Set down each entry as it stands. Skip the pictures.

INFORMATION GIVEN Start Marker

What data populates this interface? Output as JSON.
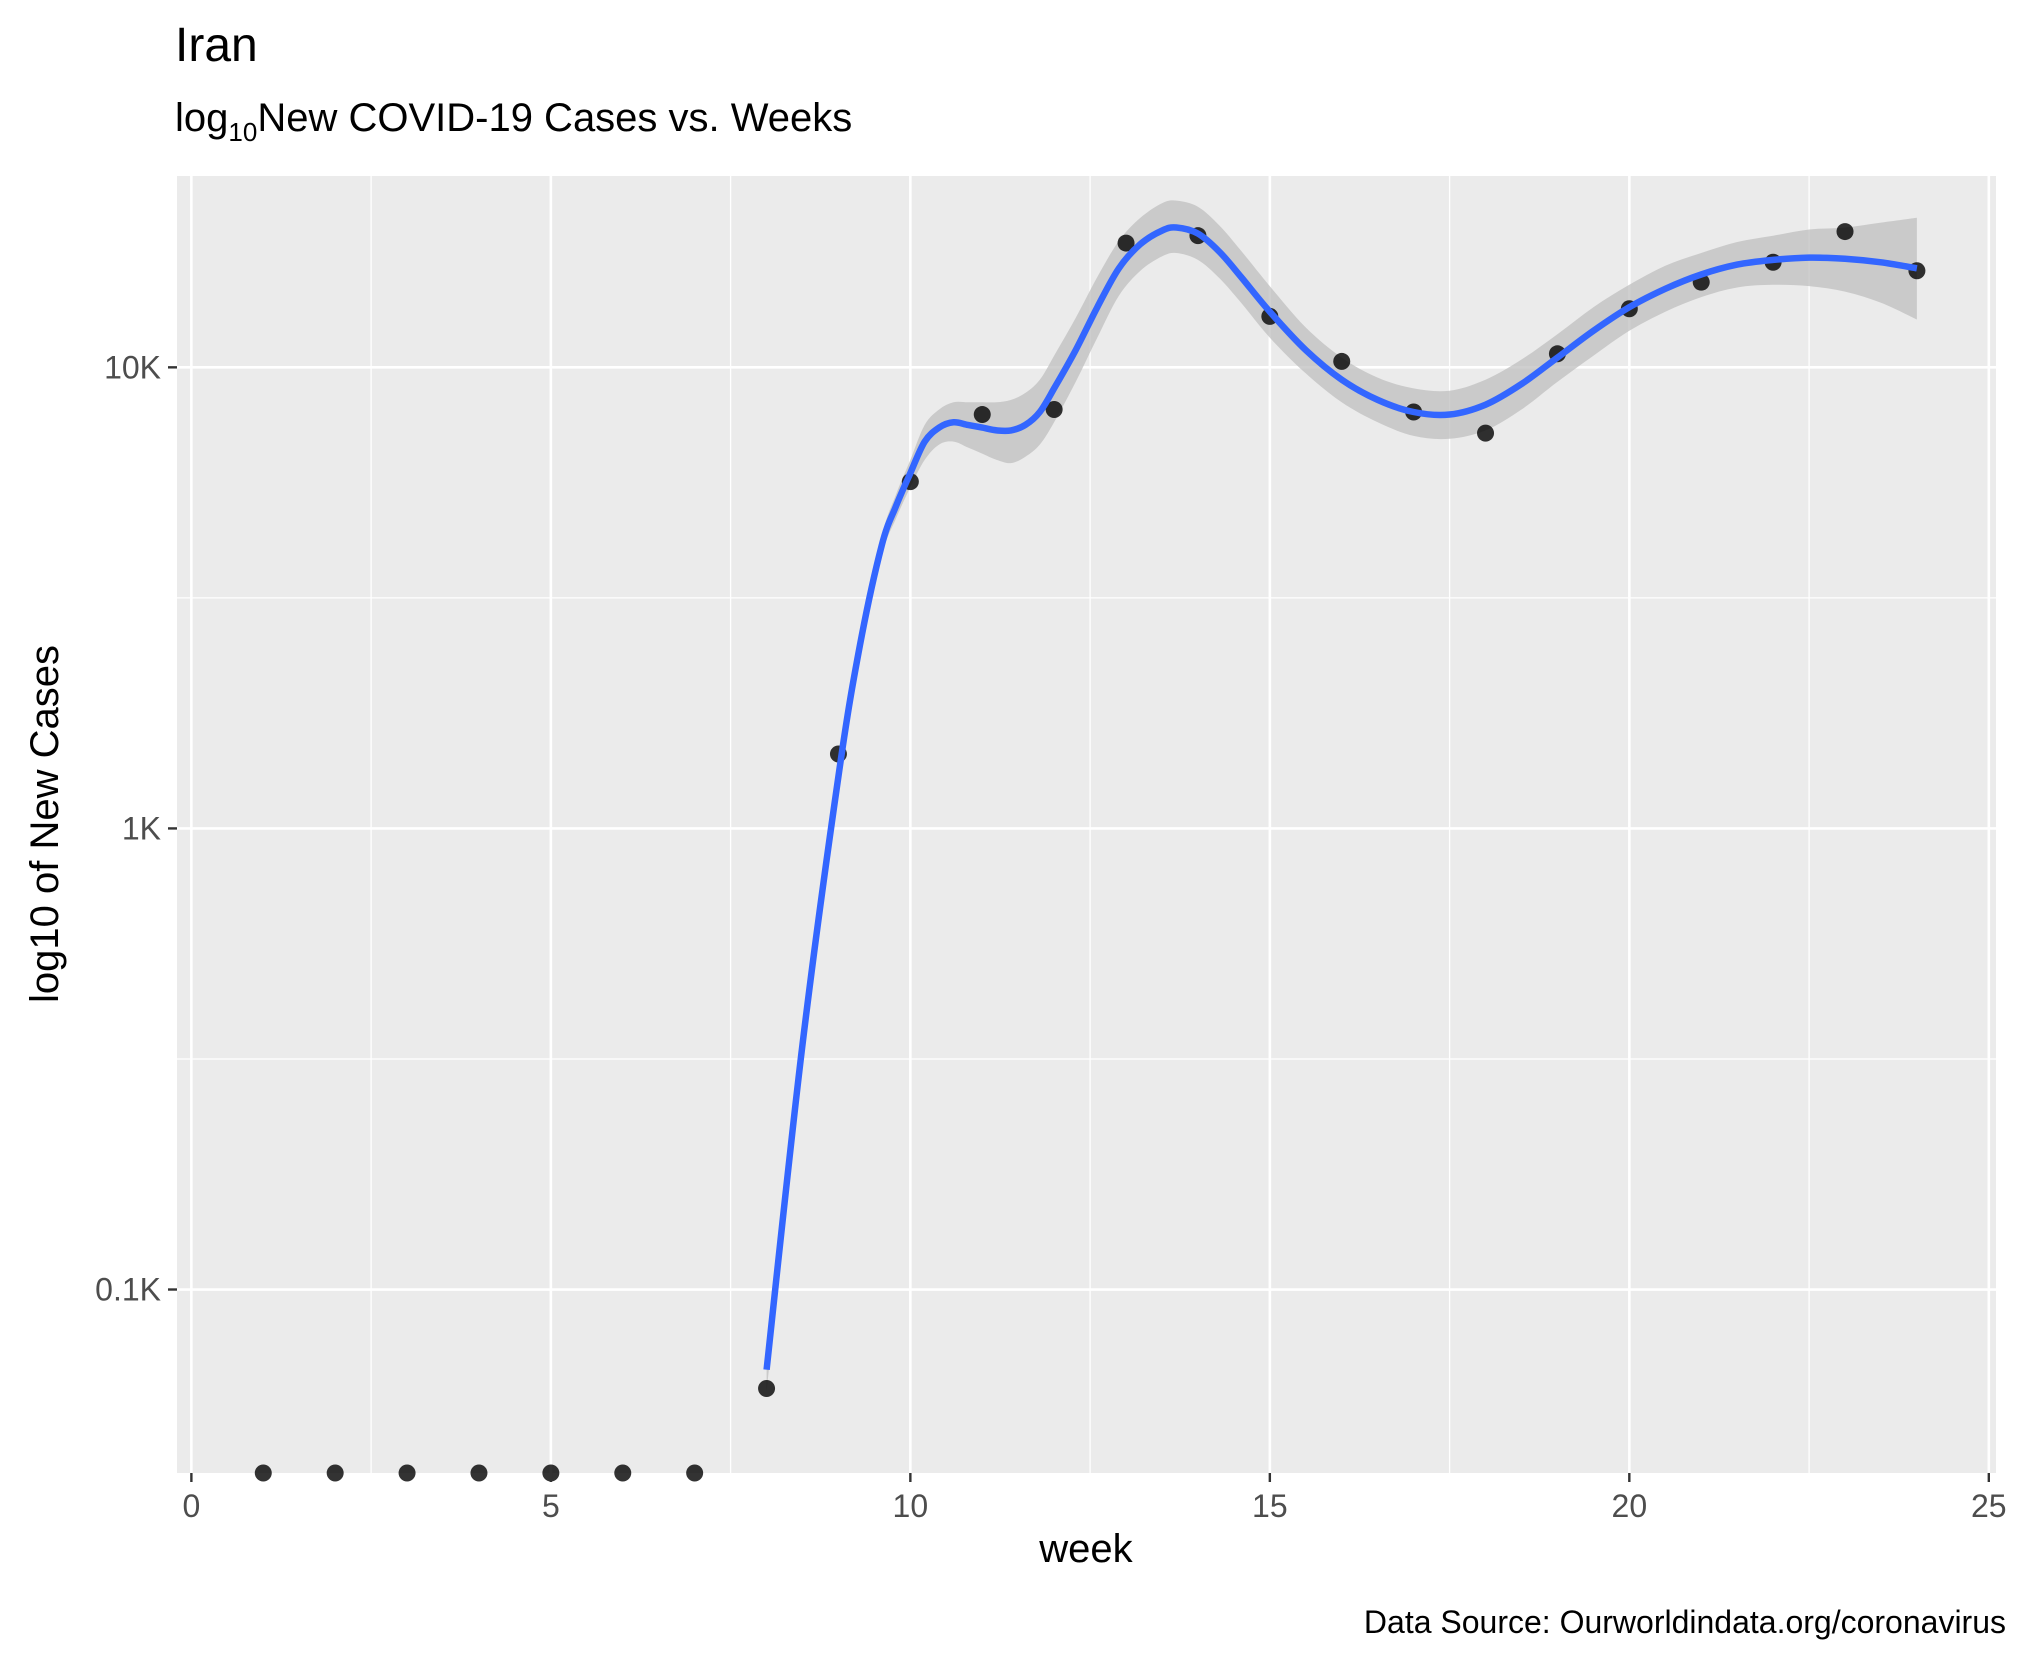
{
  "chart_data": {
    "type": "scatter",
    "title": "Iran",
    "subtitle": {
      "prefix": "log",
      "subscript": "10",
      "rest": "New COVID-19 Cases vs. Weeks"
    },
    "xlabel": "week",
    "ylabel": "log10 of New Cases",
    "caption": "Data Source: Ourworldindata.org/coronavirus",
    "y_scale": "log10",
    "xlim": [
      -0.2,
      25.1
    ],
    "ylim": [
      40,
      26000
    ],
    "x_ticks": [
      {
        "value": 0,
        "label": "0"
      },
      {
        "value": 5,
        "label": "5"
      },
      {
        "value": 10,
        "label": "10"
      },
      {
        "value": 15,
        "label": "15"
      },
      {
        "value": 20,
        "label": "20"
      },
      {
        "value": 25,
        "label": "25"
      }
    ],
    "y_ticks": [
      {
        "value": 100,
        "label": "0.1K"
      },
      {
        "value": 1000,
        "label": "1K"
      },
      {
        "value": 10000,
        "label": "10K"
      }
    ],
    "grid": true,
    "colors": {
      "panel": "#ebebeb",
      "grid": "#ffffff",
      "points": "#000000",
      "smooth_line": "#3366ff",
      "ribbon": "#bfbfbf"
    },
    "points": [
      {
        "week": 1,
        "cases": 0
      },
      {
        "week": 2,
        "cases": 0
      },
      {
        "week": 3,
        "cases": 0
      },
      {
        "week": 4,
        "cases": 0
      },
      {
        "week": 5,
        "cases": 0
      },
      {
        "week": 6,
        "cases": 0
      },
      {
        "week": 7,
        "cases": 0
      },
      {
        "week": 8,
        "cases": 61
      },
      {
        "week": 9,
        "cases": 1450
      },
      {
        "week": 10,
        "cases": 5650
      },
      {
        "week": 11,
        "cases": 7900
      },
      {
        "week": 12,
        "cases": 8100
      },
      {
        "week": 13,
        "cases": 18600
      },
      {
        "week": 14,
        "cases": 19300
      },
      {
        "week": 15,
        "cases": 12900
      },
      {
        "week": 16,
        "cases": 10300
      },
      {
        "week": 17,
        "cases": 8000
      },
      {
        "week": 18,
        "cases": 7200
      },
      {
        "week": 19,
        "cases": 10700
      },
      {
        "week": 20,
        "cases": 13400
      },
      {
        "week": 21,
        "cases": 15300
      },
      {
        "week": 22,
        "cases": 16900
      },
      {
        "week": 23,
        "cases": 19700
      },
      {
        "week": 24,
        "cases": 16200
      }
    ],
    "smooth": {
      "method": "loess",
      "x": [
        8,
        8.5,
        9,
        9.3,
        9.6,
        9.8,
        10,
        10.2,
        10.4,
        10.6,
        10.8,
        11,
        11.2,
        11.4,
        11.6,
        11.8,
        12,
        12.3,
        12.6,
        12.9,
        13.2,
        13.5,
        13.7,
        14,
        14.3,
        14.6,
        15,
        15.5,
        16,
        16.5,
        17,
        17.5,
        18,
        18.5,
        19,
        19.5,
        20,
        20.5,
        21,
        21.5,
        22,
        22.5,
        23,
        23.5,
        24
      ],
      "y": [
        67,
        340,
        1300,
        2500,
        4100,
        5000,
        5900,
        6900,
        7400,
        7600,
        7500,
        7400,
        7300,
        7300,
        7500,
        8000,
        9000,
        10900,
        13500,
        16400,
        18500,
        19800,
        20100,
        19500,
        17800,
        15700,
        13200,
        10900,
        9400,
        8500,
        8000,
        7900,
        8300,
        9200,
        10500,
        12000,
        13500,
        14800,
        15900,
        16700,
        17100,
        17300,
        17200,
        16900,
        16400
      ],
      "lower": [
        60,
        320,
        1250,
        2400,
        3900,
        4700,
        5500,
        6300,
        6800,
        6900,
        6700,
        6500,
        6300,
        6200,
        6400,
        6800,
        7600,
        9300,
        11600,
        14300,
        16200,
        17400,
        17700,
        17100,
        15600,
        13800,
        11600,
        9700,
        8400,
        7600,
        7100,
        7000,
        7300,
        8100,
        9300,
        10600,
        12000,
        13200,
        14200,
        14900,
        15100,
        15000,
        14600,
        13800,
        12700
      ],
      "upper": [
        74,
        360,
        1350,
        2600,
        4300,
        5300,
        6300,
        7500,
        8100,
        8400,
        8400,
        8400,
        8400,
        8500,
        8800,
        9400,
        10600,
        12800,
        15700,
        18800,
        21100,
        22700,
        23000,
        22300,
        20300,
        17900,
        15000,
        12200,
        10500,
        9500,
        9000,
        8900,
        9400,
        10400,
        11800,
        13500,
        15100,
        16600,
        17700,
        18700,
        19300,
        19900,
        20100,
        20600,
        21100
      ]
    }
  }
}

INFORMATION GIVEN End Marker

RESULT OF THE TASK:
What data populates this interface? Output as JSON.
{
  "chart_data": {
    "type": "scatter",
    "title": "Iran",
    "subtitle": {
      "prefix": "log",
      "subscript": "10",
      "rest": "New COVID-19 Cases vs. Weeks"
    },
    "xlabel": "week",
    "ylabel": "log10 of New Cases",
    "caption": "Data Source: Ourworldindata.org/coronavirus",
    "y_scale": "log10",
    "xlim": [
      -0.2,
      25.1
    ],
    "ylim": [
      40,
      26000
    ],
    "x_ticks": [
      {
        "value": 0,
        "label": "0"
      },
      {
        "value": 5,
        "label": "5"
      },
      {
        "value": 10,
        "label": "10"
      },
      {
        "value": 15,
        "label": "15"
      },
      {
        "value": 20,
        "label": "20"
      },
      {
        "value": 25,
        "label": "25"
      }
    ],
    "y_ticks": [
      {
        "value": 100,
        "label": "0.1K"
      },
      {
        "value": 1000,
        "label": "1K"
      },
      {
        "value": 10000,
        "label": "10K"
      }
    ],
    "grid": true,
    "colors": {
      "panel": "#ebebeb",
      "grid": "#ffffff",
      "points": "#000000",
      "smooth_line": "#3366ff",
      "ribbon": "#bfbfbf"
    },
    "points": [
      {
        "week": 1,
        "cases": 0
      },
      {
        "week": 2,
        "cases": 0
      },
      {
        "week": 3,
        "cases": 0
      },
      {
        "week": 4,
        "cases": 0
      },
      {
        "week": 5,
        "cases": 0
      },
      {
        "week": 6,
        "cases": 0
      },
      {
        "week": 7,
        "cases": 0
      },
      {
        "week": 8,
        "cases": 61
      },
      {
        "week": 9,
        "cases": 1450
      },
      {
        "week": 10,
        "cases": 5650
      },
      {
        "week": 11,
        "cases": 7900
      },
      {
        "week": 12,
        "cases": 8100
      },
      {
        "week": 13,
        "cases": 18600
      },
      {
        "week": 14,
        "cases": 19300
      },
      {
        "week": 15,
        "cases": 12900
      },
      {
        "week": 16,
        "cases": 10300
      },
      {
        "week": 17,
        "cases": 8000
      },
      {
        "week": 18,
        "cases": 7200
      },
      {
        "week": 19,
        "cases": 10700
      },
      {
        "week": 20,
        "cases": 13400
      },
      {
        "week": 21,
        "cases": 15300
      },
      {
        "week": 22,
        "cases": 16900
      },
      {
        "week": 23,
        "cases": 19700
      },
      {
        "week": 24,
        "cases": 16200
      }
    ],
    "smooth": {
      "method": "loess",
      "x": [
        8,
        8.5,
        9,
        9.3,
        9.6,
        9.8,
        10,
        10.2,
        10.4,
        10.6,
        10.8,
        11,
        11.2,
        11.4,
        11.6,
        11.8,
        12,
        12.3,
        12.6,
        12.9,
        13.2,
        13.5,
        13.7,
        14,
        14.3,
        14.6,
        15,
        15.5,
        16,
        16.5,
        17,
        17.5,
        18,
        18.5,
        19,
        19.5,
        20,
        20.5,
        21,
        21.5,
        22,
        22.5,
        23,
        23.5,
        24
      ],
      "y": [
        67,
        340,
        1300,
        2500,
        4100,
        5000,
        5900,
        6900,
        7400,
        7600,
        7500,
        7400,
        7300,
        7300,
        7500,
        8000,
        9000,
        10900,
        13500,
        16400,
        18500,
        19800,
        20100,
        19500,
        17800,
        15700,
        13200,
        10900,
        9400,
        8500,
        8000,
        7900,
        8300,
        9200,
        10500,
        12000,
        13500,
        14800,
        15900,
        16700,
        17100,
        17300,
        17200,
        16900,
        16400
      ],
      "lower": [
        60,
        320,
        1250,
        2400,
        3900,
        4700,
        5500,
        6300,
        6800,
        6900,
        6700,
        6500,
        6300,
        6200,
        6400,
        6800,
        7600,
        9300,
        11600,
        14300,
        16200,
        17400,
        17700,
        17100,
        15600,
        13800,
        11600,
        9700,
        8400,
        7600,
        7100,
        7000,
        7300,
        8100,
        9300,
        10600,
        12000,
        13200,
        14200,
        14900,
        15100,
        15000,
        14600,
        13800,
        12700
      ],
      "upper": [
        74,
        360,
        1350,
        2600,
        4300,
        5300,
        6300,
        7500,
        8100,
        8400,
        8400,
        8400,
        8400,
        8500,
        8800,
        9400,
        10600,
        12800,
        15700,
        18800,
        21100,
        22700,
        23000,
        22300,
        20300,
        17900,
        15000,
        12200,
        10500,
        9500,
        9000,
        8900,
        9400,
        10400,
        11800,
        13500,
        15100,
        16600,
        17700,
        18700,
        19300,
        19900,
        20100,
        20600,
        21100
      ]
    }
  }
}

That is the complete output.